Task description →
Check each line of the listing, and copy it if it contains the word "structured".

#### Supplied records ####

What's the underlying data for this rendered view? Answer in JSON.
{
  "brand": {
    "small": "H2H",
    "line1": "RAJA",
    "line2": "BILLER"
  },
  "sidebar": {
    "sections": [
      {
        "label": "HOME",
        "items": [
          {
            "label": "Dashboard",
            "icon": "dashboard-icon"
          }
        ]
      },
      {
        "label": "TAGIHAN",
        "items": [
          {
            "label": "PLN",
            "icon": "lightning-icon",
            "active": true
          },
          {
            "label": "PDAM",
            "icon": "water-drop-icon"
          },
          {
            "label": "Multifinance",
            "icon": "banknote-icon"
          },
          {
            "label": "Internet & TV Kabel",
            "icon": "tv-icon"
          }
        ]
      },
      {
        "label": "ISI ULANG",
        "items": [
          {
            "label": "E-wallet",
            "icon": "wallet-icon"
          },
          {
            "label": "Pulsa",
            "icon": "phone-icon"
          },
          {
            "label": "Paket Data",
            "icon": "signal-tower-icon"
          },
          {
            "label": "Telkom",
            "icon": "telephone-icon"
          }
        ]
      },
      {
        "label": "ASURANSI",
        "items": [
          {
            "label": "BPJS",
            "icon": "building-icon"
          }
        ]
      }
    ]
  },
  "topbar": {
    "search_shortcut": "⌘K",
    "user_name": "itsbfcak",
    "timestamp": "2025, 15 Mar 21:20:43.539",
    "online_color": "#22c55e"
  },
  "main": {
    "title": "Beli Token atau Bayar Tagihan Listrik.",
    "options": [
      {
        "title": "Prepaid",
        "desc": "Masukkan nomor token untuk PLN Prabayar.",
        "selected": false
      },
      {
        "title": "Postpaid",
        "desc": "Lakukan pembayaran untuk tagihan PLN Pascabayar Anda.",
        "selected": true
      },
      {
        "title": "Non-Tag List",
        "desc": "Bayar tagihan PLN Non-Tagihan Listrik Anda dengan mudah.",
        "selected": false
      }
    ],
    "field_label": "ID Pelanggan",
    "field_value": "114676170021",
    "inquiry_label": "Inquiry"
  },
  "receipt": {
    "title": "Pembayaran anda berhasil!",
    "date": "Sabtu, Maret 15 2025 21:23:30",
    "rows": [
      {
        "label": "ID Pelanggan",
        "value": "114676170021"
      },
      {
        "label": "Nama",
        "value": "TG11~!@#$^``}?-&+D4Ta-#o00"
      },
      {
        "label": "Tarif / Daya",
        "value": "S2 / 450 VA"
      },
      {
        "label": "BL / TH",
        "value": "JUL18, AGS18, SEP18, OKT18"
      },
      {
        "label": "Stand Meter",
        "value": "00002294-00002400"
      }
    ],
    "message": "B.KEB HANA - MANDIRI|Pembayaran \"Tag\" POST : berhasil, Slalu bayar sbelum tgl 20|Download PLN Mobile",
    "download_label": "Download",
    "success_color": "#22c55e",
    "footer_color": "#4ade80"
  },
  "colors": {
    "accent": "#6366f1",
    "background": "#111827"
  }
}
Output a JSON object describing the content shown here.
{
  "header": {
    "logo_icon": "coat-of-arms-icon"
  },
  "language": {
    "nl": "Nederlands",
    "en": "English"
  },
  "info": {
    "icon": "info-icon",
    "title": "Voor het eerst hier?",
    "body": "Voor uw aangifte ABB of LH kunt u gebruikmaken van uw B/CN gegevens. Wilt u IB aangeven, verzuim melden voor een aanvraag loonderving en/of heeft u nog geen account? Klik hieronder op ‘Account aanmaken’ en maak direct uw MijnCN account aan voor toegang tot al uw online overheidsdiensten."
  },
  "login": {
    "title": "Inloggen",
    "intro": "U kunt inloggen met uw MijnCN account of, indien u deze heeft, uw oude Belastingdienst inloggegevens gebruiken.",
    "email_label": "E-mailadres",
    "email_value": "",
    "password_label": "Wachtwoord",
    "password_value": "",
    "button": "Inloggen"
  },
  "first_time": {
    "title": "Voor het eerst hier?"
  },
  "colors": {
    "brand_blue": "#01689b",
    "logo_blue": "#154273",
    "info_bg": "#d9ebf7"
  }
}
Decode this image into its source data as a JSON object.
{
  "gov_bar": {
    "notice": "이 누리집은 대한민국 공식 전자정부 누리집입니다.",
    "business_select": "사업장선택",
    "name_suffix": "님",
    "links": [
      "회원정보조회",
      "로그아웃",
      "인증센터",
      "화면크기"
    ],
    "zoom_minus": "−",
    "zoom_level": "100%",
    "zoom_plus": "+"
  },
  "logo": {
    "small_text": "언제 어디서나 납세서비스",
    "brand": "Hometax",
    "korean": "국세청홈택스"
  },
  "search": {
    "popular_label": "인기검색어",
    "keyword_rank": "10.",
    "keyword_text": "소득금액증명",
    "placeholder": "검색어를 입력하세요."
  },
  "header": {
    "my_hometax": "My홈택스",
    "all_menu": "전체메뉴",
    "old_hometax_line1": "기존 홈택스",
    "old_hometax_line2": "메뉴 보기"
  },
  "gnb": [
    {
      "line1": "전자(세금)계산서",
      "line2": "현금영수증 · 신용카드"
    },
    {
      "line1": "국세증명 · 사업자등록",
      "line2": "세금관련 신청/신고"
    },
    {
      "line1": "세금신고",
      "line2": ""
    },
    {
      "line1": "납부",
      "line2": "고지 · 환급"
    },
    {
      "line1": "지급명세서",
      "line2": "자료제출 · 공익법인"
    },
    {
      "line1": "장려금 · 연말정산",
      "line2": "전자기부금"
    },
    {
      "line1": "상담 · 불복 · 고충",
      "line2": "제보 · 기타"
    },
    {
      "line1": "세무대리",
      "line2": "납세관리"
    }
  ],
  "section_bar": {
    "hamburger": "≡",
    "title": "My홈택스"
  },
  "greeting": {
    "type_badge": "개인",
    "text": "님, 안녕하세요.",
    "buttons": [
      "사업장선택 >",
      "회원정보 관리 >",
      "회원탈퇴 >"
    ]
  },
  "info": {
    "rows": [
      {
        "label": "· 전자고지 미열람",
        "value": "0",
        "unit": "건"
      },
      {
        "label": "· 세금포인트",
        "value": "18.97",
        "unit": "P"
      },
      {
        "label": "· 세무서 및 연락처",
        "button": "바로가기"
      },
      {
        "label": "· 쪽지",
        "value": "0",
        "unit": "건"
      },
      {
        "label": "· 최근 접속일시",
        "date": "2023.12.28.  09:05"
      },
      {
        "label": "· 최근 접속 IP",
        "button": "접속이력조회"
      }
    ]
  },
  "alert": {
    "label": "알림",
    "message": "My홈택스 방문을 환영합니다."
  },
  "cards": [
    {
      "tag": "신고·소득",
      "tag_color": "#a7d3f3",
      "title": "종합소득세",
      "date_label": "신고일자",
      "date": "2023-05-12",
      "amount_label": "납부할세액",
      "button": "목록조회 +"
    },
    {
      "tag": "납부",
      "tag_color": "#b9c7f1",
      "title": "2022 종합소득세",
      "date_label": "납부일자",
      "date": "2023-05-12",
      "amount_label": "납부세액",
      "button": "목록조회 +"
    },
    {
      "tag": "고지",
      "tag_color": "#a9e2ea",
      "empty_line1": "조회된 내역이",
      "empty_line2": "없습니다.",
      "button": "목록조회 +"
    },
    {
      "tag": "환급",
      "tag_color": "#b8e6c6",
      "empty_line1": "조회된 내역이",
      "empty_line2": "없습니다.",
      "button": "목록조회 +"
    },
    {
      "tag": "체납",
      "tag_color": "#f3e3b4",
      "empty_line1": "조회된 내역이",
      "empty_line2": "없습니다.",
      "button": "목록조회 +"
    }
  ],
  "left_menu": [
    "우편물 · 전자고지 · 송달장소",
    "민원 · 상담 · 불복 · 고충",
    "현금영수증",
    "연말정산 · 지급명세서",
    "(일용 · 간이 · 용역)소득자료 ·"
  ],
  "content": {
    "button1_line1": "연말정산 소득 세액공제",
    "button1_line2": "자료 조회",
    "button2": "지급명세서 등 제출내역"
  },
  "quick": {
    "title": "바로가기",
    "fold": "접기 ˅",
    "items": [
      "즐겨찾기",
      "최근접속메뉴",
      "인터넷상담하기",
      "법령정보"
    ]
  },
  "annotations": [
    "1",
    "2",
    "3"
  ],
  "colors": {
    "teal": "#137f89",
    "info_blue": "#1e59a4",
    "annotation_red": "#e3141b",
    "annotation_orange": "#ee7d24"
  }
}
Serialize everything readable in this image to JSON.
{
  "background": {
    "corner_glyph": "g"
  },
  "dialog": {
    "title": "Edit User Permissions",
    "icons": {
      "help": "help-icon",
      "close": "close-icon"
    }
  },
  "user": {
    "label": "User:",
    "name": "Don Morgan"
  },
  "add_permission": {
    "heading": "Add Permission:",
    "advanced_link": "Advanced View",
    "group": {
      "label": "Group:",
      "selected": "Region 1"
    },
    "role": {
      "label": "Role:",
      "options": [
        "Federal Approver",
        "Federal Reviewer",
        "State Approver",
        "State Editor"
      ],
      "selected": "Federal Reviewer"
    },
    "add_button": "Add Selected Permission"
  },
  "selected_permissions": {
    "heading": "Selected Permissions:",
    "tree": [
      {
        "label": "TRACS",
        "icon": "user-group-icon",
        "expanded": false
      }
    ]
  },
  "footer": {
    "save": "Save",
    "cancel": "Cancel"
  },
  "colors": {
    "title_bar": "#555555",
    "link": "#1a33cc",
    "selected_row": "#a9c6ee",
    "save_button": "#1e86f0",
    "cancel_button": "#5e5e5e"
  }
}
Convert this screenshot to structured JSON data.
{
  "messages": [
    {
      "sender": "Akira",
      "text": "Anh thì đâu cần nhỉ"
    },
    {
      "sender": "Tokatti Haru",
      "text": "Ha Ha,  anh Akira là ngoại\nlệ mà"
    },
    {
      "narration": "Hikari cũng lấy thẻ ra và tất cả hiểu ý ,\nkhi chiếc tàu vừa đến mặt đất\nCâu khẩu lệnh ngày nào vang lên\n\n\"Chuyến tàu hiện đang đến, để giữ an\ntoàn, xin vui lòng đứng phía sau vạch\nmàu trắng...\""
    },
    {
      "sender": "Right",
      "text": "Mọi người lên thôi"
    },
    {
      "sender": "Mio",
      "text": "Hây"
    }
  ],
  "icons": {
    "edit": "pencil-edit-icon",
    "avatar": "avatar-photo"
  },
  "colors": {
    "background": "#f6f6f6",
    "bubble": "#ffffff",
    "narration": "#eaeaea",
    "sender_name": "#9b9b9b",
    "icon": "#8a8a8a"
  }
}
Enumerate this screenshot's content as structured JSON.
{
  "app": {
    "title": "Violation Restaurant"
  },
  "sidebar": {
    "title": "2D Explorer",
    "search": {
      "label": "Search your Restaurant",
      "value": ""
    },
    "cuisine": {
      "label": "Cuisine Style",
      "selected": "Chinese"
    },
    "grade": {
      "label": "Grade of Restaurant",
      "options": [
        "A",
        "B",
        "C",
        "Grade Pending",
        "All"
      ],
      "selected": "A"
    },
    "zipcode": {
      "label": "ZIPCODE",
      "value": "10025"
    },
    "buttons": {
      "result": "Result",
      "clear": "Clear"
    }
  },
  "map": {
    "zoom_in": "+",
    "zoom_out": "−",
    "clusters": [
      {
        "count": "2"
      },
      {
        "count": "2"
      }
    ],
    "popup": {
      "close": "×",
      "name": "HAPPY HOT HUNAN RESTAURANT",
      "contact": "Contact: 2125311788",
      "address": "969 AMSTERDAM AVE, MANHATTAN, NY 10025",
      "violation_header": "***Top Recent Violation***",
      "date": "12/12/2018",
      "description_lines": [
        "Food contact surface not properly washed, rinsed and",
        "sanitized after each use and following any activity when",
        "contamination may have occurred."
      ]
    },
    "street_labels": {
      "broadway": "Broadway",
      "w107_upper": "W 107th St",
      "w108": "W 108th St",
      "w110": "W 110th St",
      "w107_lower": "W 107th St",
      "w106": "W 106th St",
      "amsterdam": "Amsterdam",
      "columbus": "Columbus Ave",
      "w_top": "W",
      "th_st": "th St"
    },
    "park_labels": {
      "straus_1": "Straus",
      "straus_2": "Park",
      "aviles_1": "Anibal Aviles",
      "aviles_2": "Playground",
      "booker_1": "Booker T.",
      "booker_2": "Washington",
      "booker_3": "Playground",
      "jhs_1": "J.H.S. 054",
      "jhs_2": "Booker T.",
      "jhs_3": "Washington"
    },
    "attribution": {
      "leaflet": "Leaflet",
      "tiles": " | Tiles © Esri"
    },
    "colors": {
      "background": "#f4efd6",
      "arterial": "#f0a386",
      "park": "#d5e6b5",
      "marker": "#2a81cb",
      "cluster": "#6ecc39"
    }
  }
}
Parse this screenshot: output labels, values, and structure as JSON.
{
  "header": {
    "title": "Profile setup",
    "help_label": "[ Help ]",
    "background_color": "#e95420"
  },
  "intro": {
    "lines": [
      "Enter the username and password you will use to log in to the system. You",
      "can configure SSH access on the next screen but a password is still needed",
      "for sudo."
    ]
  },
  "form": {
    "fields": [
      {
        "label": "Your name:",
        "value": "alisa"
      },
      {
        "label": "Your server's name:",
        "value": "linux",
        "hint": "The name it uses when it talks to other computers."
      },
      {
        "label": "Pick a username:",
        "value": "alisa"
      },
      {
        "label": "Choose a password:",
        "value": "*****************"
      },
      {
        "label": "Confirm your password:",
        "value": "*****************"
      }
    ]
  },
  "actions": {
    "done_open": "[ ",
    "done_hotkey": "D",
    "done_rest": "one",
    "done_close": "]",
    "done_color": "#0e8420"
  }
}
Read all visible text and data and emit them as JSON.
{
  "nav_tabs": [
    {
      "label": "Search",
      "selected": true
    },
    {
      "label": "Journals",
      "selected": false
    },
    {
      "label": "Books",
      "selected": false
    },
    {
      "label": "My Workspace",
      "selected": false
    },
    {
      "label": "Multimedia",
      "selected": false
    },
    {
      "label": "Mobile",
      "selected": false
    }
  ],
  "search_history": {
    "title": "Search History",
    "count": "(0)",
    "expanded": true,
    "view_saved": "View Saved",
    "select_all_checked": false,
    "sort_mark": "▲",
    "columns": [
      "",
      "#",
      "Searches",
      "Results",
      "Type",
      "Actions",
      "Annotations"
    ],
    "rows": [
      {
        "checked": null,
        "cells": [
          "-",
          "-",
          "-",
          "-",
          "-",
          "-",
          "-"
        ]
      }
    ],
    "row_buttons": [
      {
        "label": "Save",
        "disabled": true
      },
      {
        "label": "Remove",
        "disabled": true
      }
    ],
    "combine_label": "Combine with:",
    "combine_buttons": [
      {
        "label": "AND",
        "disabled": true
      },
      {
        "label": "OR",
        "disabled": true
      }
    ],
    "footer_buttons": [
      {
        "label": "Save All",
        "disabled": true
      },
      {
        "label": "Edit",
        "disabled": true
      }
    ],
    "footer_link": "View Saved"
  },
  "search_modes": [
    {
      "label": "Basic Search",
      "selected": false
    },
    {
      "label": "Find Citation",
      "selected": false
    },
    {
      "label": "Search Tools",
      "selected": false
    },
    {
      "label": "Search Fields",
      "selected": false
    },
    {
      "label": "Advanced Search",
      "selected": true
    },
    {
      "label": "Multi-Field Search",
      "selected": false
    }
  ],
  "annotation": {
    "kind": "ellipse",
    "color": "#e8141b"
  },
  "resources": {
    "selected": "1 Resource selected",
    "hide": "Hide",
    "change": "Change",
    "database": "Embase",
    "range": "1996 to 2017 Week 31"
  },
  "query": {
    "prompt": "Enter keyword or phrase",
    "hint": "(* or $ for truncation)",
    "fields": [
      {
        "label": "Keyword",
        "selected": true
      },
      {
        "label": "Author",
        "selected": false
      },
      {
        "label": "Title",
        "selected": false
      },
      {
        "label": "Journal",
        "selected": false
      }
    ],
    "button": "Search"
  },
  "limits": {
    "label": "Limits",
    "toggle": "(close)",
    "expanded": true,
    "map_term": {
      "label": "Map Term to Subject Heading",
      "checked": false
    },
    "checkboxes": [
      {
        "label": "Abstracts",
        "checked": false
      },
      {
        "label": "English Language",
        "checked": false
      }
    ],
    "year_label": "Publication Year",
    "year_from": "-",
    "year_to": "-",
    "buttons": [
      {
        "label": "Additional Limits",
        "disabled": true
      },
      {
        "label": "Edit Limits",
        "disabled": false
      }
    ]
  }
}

####

Output below →
Convert this screenshot to structured JSON data.
Enumerate this screenshot's content as structured JSON.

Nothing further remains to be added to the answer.